Task directions => Where does the string "Resultate" appear? Copy every line of the entries below that holds it.

.....

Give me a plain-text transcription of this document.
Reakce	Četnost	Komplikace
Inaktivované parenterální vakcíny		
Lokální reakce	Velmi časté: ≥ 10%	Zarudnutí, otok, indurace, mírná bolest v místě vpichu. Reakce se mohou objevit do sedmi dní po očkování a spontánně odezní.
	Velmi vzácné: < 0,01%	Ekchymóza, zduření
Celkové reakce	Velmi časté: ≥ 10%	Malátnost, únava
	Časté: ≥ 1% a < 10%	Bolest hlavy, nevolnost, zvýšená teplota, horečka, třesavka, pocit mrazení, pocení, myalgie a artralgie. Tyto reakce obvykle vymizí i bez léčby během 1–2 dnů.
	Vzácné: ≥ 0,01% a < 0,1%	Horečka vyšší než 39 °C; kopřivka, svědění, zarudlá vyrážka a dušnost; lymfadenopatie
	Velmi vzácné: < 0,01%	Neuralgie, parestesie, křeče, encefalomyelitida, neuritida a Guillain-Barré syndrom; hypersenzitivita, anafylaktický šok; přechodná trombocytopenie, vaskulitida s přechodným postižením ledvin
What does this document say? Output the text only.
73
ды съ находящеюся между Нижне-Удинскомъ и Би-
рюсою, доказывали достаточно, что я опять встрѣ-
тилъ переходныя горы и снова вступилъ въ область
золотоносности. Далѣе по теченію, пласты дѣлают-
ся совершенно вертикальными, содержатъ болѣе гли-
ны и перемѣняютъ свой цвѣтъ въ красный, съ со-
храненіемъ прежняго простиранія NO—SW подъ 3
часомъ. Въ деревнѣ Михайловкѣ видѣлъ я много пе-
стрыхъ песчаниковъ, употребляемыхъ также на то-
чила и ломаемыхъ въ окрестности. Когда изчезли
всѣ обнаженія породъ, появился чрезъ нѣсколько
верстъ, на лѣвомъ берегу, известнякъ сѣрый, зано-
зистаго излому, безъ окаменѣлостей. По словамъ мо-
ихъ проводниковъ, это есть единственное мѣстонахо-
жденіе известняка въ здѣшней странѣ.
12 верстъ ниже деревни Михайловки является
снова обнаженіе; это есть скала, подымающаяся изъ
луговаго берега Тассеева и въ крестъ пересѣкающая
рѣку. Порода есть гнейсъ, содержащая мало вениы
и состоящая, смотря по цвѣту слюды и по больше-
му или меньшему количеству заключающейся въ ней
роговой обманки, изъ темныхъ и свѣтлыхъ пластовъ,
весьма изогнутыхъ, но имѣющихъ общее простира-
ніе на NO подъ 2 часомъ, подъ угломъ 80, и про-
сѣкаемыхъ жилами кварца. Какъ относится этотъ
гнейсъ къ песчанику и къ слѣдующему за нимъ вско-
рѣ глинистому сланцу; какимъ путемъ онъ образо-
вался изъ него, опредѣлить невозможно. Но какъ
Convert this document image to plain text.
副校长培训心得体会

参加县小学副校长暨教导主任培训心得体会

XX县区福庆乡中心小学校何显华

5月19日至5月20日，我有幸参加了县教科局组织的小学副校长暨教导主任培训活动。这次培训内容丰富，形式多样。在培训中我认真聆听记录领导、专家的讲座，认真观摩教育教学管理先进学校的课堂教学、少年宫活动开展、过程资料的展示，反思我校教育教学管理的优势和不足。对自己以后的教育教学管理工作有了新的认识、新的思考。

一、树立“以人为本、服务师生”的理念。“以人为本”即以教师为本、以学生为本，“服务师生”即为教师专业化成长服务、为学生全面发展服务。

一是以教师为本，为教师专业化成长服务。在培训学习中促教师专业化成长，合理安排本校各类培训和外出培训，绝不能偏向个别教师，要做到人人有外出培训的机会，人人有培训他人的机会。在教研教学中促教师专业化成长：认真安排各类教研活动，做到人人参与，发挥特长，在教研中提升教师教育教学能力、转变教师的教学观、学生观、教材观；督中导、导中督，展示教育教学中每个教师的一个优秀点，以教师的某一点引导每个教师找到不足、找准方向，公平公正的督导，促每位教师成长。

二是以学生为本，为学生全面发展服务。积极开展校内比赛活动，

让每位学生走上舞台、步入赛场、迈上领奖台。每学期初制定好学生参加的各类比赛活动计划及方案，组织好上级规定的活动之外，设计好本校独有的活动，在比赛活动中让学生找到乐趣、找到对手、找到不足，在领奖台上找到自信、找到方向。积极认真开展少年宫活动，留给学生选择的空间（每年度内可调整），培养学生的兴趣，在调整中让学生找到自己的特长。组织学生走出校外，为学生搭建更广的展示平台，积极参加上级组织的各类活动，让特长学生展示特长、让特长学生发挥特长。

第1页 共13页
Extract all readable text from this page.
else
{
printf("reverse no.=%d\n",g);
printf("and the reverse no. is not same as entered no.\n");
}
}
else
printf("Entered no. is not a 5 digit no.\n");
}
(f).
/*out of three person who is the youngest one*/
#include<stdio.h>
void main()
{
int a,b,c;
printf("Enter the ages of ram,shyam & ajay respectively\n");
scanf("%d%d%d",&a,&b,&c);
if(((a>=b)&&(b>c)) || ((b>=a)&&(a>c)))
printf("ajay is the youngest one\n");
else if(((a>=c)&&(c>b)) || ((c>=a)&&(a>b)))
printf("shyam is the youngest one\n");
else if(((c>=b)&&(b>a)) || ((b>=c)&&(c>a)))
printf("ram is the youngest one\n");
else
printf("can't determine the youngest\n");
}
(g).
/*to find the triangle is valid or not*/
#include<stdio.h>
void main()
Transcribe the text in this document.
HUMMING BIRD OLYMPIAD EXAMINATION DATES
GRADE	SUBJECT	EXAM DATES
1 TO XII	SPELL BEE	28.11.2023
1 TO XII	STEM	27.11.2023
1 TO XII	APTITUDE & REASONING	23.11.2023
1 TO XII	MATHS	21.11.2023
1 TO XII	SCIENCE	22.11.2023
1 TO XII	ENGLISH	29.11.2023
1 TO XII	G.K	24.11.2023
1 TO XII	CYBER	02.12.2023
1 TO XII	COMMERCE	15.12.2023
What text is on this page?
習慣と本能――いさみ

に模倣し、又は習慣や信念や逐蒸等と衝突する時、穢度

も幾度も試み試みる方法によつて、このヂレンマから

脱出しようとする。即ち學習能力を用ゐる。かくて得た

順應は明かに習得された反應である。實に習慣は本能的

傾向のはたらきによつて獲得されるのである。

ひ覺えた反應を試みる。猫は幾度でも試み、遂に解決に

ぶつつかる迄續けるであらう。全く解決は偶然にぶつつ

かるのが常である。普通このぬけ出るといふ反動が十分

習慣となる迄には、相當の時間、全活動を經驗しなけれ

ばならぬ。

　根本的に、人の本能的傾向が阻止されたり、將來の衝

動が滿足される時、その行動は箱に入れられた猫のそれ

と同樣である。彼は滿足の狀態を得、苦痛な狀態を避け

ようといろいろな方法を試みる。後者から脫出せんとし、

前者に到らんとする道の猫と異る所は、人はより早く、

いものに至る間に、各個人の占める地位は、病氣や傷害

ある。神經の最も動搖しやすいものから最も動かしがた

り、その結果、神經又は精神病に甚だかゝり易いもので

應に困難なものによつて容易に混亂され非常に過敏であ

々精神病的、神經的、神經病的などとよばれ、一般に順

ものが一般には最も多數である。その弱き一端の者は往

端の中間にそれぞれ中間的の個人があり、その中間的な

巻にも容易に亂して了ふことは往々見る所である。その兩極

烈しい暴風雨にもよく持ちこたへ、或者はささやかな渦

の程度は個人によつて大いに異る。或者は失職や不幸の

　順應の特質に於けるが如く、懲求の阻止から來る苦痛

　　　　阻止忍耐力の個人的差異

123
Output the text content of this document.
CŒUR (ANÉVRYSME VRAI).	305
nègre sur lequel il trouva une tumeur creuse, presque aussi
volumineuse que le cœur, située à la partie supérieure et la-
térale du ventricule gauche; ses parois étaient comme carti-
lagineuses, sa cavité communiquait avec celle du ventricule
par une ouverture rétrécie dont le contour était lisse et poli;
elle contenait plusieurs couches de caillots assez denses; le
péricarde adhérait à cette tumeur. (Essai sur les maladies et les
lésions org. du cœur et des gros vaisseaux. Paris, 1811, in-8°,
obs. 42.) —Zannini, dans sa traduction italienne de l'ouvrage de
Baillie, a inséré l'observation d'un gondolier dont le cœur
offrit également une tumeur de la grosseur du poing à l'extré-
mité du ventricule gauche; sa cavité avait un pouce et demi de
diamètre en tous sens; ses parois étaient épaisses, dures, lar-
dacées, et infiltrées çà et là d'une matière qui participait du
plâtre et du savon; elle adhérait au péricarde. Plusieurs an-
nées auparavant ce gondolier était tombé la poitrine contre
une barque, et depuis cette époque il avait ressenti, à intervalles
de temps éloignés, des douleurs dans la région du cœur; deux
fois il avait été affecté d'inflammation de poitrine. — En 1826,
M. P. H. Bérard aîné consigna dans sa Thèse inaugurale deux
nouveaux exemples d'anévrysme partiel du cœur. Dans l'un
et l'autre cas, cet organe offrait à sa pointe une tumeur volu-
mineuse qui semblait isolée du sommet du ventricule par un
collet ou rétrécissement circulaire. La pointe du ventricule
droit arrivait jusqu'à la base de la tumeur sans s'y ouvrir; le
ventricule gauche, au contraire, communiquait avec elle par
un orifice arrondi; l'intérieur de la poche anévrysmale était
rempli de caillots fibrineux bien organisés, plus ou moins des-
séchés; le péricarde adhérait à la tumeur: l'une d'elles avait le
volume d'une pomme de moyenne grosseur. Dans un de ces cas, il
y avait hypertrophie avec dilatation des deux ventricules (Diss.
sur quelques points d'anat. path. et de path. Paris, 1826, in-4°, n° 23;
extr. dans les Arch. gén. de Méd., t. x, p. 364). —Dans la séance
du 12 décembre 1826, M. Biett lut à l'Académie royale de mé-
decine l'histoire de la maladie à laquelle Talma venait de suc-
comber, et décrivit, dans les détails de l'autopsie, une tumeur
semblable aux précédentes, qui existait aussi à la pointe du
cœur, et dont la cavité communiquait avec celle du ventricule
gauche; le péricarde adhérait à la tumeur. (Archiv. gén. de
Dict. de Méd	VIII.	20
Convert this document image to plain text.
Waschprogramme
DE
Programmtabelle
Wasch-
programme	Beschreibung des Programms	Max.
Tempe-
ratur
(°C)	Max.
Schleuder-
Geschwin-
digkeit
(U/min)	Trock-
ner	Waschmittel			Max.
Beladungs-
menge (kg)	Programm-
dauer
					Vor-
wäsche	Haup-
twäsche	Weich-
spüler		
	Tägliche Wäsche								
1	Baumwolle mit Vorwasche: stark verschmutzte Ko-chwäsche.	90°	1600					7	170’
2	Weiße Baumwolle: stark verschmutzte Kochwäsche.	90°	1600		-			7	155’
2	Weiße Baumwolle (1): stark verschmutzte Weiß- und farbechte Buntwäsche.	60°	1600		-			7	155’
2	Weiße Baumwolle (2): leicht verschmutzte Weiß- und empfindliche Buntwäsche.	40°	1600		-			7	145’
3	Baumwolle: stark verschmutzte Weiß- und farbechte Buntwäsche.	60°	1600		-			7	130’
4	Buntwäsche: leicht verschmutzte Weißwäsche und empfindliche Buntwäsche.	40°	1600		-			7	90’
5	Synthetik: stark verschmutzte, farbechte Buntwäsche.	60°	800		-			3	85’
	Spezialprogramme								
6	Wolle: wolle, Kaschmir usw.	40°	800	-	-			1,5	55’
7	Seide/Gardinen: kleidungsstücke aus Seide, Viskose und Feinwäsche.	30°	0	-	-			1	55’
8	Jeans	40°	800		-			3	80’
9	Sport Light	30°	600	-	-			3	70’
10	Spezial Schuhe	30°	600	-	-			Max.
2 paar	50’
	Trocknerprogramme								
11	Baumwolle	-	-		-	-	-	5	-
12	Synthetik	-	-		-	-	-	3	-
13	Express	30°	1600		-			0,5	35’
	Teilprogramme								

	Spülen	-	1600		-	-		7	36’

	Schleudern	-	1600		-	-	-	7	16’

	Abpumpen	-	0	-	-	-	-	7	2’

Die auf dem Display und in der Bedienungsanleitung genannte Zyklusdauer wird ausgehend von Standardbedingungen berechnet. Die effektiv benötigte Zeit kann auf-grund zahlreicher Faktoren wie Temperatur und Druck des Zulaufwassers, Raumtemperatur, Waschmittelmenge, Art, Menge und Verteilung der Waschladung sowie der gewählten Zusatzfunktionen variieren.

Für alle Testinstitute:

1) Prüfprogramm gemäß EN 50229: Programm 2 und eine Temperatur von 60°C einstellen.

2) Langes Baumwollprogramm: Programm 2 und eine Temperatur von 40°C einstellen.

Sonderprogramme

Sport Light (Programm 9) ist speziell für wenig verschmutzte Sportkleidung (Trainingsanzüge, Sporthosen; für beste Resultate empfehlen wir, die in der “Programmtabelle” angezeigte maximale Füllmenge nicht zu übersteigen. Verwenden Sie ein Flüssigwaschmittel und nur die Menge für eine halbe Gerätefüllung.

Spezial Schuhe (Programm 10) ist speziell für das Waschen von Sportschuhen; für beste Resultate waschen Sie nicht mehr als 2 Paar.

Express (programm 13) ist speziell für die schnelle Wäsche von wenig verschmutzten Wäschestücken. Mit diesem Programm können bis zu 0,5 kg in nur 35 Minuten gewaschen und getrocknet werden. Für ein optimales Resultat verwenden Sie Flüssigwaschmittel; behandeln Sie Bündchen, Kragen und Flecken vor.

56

.....

Written response =>
Sport Light (Programm 9) ist speziell für wenig verschmutzte Sportkleidung (Trainingsanzüge, Sporthosen; für beste Resultate empfehlen wir, die in der “Programmtabelle” angezeigte maximale Füllmenge nicht zu übersteigen. Verwenden Sie ein Flüssigwaschmittel und nur die Menge für eine halbe Gerätefüllung.
Spezial Schuhe (Programm 10) ist speziell für das Waschen von Sportschuhen; für beste Resultate waschen Sie nicht mehr als 2 Paar.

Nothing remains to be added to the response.